§ **Problem**: Gather the lines that hold the string "Порядку".

-- START --

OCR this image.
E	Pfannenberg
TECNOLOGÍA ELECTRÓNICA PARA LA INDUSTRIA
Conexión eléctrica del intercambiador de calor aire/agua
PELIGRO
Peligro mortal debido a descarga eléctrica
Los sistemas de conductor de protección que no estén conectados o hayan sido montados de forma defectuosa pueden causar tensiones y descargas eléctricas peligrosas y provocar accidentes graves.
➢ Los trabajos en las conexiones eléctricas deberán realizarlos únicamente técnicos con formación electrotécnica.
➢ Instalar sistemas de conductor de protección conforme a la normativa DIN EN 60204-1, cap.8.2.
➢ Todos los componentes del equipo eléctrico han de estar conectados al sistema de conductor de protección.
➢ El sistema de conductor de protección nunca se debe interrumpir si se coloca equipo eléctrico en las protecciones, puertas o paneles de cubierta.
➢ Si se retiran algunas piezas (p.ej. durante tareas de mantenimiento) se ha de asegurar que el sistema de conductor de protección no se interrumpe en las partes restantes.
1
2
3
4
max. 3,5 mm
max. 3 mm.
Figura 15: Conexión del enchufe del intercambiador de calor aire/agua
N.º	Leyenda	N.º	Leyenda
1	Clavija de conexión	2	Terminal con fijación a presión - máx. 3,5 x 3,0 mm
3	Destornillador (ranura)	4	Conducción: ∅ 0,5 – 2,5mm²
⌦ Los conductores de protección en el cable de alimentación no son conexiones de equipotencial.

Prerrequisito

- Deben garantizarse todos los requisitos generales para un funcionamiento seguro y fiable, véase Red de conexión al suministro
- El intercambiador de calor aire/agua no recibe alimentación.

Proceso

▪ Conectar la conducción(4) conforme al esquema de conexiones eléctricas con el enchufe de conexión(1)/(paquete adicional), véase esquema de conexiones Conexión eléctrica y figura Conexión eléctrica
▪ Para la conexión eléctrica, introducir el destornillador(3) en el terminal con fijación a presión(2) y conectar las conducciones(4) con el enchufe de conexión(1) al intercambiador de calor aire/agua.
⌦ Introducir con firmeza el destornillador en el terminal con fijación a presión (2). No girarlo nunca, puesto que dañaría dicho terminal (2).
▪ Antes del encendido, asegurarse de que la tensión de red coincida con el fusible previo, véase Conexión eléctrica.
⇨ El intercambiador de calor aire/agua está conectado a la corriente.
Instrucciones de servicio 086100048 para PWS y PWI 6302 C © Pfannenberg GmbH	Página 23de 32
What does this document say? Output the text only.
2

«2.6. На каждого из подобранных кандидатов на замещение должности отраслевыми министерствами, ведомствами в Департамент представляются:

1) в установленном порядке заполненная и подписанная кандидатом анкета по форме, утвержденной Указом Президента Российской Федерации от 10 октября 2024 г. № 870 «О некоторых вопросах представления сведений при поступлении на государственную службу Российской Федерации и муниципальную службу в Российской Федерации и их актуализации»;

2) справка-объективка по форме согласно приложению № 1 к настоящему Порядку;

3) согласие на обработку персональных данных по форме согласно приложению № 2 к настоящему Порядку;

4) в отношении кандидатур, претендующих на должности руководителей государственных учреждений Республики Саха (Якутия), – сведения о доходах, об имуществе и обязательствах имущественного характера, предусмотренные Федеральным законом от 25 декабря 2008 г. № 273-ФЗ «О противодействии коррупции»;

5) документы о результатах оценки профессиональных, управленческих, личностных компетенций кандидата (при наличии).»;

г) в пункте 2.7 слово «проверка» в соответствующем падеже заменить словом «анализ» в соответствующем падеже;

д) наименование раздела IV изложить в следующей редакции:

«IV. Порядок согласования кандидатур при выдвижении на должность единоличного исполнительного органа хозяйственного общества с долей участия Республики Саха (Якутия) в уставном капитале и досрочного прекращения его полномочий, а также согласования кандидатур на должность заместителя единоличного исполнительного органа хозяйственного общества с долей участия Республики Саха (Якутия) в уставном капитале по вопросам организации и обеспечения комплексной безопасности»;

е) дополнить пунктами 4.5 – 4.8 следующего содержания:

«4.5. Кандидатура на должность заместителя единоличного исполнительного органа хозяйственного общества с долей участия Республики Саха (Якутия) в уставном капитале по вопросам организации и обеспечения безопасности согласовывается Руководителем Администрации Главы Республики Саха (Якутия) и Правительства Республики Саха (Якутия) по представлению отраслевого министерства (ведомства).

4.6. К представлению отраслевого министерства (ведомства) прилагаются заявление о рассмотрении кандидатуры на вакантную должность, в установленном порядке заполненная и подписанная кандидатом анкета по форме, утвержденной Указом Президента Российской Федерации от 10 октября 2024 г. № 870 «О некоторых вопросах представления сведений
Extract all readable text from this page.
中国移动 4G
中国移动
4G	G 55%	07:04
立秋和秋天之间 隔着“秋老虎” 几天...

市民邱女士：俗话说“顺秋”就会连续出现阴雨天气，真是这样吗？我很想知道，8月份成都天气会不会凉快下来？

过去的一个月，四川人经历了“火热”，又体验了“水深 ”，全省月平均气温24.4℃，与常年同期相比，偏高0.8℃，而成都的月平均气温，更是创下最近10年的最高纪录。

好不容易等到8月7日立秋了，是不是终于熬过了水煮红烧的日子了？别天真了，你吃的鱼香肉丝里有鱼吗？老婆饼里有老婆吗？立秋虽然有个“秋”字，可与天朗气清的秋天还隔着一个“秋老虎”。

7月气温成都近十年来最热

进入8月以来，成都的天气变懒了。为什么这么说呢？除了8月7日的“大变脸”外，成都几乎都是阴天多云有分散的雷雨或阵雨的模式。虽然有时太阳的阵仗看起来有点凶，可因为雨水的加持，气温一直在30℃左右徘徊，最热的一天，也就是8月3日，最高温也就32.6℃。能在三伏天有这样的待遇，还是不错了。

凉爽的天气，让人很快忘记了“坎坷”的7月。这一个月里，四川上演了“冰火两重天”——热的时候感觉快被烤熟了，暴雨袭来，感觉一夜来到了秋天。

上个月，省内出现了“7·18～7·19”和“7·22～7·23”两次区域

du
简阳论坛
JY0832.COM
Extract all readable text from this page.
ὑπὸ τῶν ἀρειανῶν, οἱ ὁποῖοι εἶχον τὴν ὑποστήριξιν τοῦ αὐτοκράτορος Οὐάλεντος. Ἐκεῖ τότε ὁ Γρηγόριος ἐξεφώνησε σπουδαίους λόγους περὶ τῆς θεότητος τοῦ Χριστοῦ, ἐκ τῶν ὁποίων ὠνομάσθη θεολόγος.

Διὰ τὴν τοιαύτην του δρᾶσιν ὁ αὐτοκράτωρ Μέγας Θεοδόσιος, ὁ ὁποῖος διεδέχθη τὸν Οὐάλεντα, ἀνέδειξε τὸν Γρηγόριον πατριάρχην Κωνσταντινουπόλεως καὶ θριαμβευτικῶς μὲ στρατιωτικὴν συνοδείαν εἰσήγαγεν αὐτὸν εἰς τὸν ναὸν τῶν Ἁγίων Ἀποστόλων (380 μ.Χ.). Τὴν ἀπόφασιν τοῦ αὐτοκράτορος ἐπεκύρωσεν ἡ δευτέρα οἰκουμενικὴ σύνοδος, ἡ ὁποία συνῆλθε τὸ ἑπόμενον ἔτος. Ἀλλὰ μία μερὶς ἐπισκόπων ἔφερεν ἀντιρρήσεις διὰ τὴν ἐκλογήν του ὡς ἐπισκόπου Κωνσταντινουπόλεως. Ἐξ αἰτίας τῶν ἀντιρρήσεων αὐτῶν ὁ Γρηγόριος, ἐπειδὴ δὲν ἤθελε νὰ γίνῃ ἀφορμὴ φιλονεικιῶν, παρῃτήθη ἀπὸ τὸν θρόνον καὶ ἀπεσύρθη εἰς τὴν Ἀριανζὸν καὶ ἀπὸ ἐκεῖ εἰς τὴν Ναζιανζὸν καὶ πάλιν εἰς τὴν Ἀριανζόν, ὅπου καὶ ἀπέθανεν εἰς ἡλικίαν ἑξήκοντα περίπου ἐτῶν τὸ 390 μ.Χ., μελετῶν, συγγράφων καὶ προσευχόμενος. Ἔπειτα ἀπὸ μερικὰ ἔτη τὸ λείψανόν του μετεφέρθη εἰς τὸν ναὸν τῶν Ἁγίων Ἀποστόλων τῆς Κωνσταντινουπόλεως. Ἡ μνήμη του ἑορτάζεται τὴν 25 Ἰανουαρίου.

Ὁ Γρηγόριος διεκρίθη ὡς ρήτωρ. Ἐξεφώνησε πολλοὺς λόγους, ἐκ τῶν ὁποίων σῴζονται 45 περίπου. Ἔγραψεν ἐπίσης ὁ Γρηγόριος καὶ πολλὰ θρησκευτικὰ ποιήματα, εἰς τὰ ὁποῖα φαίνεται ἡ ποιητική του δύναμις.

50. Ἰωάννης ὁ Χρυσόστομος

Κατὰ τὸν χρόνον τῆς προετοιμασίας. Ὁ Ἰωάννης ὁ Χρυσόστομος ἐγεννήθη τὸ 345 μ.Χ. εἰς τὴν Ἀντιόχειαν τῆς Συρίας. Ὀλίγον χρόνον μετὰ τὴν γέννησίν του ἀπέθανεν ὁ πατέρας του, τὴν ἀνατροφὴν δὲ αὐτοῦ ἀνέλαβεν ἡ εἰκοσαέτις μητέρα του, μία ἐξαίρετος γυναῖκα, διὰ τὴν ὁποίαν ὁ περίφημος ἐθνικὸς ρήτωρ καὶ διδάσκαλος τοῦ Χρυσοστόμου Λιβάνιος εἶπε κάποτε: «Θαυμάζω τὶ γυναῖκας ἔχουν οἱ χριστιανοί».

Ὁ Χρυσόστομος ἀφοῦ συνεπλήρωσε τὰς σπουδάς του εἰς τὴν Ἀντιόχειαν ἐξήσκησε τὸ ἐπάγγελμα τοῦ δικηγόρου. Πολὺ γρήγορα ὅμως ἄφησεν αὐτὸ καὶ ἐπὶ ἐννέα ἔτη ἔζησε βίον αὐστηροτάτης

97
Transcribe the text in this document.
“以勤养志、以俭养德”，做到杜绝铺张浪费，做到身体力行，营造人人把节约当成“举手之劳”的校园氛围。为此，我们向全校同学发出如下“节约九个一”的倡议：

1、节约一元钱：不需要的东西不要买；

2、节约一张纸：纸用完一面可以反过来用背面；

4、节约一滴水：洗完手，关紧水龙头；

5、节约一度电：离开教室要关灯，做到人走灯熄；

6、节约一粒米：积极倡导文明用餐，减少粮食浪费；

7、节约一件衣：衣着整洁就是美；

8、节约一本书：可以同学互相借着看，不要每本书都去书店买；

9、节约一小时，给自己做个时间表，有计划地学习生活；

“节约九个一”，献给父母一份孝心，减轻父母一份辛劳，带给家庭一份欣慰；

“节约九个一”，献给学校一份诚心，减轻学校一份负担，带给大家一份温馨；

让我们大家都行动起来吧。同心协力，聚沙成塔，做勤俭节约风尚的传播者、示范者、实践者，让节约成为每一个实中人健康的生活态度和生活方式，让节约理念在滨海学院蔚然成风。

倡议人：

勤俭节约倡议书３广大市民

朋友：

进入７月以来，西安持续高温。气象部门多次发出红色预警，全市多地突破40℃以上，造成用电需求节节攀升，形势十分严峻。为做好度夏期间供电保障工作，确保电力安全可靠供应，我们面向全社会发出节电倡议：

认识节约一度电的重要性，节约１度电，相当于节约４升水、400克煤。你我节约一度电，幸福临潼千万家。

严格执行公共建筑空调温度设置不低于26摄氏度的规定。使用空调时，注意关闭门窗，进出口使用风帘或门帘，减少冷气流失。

-- END --

§ **Solved problem**:
2) справка-объективка по форме согласно приложению № 1 к настоящему Порядку;
3) согласие на обработку персональных данных по форме согласно приложению № 2 к настоящему Порядку;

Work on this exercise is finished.